[begin Page extract]

CaringOnDemand, LLC et al v. Ventive LLC
Filing
51
ORDER denying 47 Motion for Reconsideration. Signed by Judge Beth Bloom on 7/18/2018. See attached document for full details. (ail)
UNITED STATES DISTRICT COURT
SOUTHERN DISTRICT OF FLORIDA
Case No. 18-cv-80211-BLOOM/Reinhart
CARINGONDEMAND, LLC
and AVIOR SCIENCES, LLC,
Plaintiffs,
vs.
VENTIVE LLC,
Defendant.
ORDER
THIS CAUSE is before the Court upon Plaintiff’s1 Motion for Reconsideration of Order
Compelling Arbitration and the Appointment of an Arbitrator, ECF No. [47] (the “Motion”).
The Court has carefully considered the Motion, the record in this case, and is otherwise fully
informed. For the reasons that follow, Plaintiff’s Motion is denied.
“[T]he courts have delineated three major grounds justifying reconsideration: (1) an
intervening change in controlling law; (2) the availability of new evidence; and (3) the need to
correct clear error or prevent manifest injustice.” Williams v. Cruise Ships Catering & Serv.

[end Page extract]

§ **Exercise brief**
Continue the court order on the motion for reconsideration from the point where it stops.

[begin Extracted material]

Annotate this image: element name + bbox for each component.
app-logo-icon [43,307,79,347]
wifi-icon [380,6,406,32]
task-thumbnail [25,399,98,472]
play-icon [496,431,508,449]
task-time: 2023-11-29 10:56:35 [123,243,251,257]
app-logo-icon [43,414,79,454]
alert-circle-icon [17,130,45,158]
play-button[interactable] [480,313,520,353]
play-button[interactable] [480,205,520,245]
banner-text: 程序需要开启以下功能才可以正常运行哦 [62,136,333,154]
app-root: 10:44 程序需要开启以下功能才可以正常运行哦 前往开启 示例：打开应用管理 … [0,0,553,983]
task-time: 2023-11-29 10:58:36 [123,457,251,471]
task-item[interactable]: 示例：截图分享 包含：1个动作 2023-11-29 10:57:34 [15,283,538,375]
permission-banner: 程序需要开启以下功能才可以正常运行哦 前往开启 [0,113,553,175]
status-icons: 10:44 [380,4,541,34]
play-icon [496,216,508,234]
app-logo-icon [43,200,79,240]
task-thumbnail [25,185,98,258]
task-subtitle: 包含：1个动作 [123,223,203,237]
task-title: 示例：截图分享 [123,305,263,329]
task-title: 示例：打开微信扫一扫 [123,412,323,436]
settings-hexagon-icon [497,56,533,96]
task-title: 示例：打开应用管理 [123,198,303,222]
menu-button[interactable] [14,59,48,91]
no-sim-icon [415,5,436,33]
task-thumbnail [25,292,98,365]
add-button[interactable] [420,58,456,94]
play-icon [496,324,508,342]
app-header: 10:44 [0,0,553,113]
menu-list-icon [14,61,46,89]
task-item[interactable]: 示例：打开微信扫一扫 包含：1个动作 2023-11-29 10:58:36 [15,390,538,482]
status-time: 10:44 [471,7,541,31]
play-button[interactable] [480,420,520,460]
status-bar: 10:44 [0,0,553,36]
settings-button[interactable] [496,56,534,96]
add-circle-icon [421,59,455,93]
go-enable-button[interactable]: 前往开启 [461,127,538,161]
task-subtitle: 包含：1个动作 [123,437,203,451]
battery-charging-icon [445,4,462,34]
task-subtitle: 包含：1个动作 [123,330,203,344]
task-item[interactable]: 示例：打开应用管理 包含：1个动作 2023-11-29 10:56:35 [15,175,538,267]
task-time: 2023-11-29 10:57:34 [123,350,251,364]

[end Extracted material]
[begin Extracted material]

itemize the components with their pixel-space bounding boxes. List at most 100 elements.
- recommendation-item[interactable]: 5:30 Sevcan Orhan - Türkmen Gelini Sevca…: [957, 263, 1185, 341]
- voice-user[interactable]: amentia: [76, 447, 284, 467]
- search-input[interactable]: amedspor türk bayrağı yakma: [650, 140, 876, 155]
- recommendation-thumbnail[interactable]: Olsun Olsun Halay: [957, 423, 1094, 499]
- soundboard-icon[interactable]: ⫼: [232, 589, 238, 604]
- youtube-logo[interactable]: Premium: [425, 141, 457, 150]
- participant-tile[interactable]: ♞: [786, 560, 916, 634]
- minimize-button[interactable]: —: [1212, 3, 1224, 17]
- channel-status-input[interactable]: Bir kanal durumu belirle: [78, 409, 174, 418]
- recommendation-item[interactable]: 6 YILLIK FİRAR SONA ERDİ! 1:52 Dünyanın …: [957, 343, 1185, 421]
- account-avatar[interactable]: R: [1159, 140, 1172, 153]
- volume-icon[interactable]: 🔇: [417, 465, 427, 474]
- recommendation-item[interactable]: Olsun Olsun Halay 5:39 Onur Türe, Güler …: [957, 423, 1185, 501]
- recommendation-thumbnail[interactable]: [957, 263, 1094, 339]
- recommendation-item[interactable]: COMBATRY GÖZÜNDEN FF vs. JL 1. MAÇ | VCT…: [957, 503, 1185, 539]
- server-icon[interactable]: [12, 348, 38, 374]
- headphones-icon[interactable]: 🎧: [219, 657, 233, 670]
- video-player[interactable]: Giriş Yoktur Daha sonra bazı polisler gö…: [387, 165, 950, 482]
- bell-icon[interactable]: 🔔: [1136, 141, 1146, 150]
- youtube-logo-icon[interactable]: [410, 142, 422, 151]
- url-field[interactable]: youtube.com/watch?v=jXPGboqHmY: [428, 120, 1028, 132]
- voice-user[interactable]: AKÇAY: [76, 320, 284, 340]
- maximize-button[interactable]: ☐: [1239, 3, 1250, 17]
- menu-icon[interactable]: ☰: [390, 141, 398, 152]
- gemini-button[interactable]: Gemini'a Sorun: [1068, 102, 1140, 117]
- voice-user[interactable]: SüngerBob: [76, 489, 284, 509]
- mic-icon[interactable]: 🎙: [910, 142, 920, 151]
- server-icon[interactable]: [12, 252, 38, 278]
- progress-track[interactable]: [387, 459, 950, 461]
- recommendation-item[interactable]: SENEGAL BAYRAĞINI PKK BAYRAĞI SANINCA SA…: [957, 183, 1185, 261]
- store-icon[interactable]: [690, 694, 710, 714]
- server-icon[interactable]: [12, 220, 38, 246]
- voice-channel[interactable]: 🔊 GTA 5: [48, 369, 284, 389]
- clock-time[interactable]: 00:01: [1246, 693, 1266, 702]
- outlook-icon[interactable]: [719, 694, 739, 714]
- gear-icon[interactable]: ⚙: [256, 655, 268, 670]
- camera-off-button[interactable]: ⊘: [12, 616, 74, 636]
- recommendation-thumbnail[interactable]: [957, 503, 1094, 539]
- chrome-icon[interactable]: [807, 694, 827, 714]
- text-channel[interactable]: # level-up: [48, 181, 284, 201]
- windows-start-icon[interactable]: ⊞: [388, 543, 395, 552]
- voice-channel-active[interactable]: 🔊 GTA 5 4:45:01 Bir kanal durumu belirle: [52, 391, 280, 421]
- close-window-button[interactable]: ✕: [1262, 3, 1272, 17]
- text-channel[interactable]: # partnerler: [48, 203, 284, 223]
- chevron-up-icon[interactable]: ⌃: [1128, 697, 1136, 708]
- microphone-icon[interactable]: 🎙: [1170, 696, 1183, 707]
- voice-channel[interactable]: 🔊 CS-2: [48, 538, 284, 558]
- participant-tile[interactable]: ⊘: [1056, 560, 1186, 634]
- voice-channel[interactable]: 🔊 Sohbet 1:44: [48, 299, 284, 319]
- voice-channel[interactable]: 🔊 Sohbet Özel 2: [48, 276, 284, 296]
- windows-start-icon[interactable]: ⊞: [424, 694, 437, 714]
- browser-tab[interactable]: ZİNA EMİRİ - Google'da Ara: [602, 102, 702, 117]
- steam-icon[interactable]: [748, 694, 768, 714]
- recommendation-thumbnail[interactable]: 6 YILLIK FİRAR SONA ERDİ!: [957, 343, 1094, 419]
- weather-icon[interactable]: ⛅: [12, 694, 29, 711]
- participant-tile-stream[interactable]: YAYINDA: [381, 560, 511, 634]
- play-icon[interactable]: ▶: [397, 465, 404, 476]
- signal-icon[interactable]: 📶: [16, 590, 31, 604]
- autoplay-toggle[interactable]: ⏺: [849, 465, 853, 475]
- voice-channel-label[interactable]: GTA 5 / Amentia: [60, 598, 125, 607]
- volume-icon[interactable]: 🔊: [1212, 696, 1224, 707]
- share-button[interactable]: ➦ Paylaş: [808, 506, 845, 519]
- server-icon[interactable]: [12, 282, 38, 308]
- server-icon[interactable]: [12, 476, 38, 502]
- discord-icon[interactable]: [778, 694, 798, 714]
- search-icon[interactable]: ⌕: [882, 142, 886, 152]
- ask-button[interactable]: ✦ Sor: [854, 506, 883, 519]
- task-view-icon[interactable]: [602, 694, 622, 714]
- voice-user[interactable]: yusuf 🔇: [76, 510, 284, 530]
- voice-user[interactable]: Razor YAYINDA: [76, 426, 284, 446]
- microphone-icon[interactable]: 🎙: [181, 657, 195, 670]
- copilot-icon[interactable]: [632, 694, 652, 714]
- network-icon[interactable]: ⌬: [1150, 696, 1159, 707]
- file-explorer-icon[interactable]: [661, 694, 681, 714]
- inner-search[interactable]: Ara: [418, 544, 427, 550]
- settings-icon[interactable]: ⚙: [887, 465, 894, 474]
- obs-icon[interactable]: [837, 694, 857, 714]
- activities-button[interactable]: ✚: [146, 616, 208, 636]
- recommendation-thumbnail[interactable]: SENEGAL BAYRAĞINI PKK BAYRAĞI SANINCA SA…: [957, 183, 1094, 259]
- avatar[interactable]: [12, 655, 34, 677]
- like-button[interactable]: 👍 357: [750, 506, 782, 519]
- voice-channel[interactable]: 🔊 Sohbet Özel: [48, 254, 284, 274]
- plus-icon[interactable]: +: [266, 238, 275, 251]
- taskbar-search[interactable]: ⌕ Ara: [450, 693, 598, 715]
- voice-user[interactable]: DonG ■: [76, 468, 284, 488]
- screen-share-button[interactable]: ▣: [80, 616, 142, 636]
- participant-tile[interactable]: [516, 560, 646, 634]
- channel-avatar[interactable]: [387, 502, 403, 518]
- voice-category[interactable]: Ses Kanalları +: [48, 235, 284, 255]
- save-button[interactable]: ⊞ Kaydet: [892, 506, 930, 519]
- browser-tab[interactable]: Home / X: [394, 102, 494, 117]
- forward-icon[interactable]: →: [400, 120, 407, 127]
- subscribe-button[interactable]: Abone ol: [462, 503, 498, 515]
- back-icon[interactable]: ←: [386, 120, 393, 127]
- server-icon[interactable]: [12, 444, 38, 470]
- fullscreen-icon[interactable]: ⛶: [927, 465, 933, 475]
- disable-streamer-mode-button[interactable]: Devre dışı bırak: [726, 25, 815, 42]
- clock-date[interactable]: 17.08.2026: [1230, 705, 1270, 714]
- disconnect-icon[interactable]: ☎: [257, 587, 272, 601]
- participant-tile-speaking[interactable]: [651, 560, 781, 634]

[end Extracted material]

§ **Output**
Int’l, N.V., 320 F. Supp. 2d 1347, 1357-58 (S.D. Fla. 2004) (citing Sussman v. Salem, Saxon &
Nielsen, P.A., 153 F.R.D. 689, 694 (M.D. Fla. 1994)); see Burger King Corp. v. Ashland
Equities, Inc., 181 F. Supp. 2d 1366, 1369 (S.D. Fla. 2002). “[R]econsideration of a previous
order is an extraordinary remedy to be employed sparingly in the interests of finality and
conservation of scarce judicial resources.” Wendy’s Int’l, Inc. v. Nu-Cape Const., Inc., 169
1
This Motion is only filed on behalf of Plaintiff CaringOnDemand, LLC and not on behalf of Plaintiff
Avior Sciences, LLC. See ECF No. [47].
Case No. 18-cv-80211-BLOOM/Reinhart
F.R.D. 680, 685 (M.D. Fla. 1996); see also Campero USA Corp. v. ADS Foodservice, LLC, 916
F. Supp. 2d 1284, 1290 (S.D. Fla. 2012). “A motion for reconsideration should not be used as a
vehicle to present authorities available at the time of the first decision or to reiterate arguments
previously made.” Z.K. Marine Inc. v. M/V Archigetis, 808 F. Supp. 1561, 1563 (S.D. Fla.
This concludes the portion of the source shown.